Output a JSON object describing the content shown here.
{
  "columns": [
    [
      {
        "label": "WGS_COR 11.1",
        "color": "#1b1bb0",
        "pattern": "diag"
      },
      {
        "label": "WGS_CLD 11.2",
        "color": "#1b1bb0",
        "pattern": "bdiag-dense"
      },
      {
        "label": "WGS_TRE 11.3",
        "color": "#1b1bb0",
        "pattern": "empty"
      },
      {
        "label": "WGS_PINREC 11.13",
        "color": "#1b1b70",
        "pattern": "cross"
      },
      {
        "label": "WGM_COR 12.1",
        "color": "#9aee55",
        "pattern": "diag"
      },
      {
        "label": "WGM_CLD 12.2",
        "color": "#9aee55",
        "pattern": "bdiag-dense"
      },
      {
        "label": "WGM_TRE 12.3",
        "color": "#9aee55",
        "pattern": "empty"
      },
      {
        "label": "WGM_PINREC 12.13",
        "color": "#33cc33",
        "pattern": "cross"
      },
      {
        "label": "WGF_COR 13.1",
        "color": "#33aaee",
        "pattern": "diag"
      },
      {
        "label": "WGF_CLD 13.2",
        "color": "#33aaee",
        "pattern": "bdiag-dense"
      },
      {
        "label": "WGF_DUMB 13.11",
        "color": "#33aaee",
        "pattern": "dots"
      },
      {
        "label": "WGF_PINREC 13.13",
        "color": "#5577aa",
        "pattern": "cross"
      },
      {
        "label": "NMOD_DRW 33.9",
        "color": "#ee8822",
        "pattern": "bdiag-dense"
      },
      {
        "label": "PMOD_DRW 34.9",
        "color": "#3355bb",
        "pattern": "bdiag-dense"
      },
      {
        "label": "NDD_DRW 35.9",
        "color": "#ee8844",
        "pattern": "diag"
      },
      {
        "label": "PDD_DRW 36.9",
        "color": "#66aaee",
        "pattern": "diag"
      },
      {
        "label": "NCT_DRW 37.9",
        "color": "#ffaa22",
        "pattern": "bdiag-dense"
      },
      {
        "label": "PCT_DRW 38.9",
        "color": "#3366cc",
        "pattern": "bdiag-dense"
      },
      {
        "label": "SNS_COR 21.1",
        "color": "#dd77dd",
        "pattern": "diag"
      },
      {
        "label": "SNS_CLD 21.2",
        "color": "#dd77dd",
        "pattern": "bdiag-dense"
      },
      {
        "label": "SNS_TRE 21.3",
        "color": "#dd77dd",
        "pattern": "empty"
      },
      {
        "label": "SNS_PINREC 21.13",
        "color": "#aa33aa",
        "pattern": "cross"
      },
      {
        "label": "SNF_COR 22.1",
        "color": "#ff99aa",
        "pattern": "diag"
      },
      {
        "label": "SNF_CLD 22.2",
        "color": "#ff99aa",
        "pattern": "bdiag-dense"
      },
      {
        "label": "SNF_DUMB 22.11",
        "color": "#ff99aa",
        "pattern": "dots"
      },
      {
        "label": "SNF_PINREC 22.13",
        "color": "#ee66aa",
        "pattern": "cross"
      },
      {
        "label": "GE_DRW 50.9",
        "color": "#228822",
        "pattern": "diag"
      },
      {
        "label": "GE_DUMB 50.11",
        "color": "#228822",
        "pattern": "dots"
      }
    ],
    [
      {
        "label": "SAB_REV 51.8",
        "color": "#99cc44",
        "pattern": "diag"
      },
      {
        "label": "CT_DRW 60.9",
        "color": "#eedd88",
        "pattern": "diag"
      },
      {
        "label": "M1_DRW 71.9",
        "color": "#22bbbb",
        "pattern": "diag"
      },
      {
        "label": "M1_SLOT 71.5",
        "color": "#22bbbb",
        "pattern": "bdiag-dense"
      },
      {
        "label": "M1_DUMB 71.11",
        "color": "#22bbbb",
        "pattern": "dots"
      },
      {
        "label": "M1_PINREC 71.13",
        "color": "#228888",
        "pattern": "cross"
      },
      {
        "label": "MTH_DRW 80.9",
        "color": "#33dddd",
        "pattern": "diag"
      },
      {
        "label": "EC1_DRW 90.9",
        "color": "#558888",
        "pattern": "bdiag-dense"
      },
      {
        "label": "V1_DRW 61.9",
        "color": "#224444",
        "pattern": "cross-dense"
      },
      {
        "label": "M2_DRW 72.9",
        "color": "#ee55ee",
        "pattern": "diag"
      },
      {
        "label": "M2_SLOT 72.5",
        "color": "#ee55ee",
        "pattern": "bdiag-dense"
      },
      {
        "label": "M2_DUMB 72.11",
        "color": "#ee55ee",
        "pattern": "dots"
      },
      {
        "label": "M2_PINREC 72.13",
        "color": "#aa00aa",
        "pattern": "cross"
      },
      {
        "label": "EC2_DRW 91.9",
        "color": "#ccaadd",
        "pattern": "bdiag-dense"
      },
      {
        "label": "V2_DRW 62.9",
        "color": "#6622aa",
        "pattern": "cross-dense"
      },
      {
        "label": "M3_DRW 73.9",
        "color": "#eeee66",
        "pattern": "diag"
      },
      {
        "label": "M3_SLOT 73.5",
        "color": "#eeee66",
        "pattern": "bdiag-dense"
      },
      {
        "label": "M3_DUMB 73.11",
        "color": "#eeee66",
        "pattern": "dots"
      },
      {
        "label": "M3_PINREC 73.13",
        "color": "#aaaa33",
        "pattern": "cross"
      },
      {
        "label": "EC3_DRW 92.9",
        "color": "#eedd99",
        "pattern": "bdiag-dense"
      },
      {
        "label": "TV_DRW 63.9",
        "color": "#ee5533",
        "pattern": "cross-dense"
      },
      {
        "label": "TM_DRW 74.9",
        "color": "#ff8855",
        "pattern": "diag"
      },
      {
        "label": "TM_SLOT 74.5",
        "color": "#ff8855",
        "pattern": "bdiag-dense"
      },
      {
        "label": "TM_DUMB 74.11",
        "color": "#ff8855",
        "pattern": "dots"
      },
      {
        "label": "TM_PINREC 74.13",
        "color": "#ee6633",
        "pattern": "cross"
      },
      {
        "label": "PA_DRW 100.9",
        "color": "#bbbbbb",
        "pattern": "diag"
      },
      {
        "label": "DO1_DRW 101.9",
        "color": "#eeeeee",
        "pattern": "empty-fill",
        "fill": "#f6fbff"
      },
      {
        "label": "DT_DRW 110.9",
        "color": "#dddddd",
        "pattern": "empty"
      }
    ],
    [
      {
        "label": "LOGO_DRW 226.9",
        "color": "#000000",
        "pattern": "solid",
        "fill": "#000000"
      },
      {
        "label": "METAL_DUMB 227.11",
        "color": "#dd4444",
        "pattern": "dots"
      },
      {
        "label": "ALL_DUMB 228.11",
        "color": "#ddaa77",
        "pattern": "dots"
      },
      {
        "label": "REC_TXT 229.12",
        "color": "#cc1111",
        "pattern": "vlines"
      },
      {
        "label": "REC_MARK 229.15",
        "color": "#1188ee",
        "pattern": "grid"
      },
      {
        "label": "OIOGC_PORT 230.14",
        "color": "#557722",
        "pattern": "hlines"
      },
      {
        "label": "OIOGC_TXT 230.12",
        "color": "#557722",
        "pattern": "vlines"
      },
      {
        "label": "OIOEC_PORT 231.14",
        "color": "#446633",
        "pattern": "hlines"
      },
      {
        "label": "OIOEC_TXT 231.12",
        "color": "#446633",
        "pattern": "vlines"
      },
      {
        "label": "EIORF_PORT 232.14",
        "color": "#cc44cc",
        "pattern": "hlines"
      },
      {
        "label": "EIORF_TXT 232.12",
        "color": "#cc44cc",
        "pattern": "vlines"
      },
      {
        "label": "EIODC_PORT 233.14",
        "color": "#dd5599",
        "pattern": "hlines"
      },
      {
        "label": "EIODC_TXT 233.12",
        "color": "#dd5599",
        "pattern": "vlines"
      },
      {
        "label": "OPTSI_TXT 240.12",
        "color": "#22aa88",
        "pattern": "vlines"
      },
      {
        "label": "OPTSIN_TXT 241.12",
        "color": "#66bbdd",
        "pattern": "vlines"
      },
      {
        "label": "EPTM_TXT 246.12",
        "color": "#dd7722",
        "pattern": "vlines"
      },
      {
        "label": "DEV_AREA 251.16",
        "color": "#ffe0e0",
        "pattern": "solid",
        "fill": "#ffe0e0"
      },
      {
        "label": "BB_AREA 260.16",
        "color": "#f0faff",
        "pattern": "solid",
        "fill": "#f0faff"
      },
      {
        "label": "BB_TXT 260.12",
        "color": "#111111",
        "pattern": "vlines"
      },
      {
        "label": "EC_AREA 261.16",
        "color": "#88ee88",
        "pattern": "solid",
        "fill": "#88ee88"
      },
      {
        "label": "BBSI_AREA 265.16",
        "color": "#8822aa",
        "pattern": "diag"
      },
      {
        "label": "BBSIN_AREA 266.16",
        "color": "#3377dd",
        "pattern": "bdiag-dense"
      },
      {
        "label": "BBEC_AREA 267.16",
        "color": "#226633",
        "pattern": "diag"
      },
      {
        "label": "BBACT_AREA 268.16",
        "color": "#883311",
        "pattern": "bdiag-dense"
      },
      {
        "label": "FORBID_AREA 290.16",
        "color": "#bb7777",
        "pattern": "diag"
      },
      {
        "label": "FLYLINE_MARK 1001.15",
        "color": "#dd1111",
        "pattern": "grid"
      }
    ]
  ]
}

• AIM: Pull every line containing the word "fill" out of the material and copy it.

• RESPONSE TO THIS TASK:
        "pattern": "empty-fill",
        "fill": "#f6fbff"
        "fill": "#000000"
        "fill": "#ffe0e0"
        "fill": "#f0faff"
        "fill": "#88ee88"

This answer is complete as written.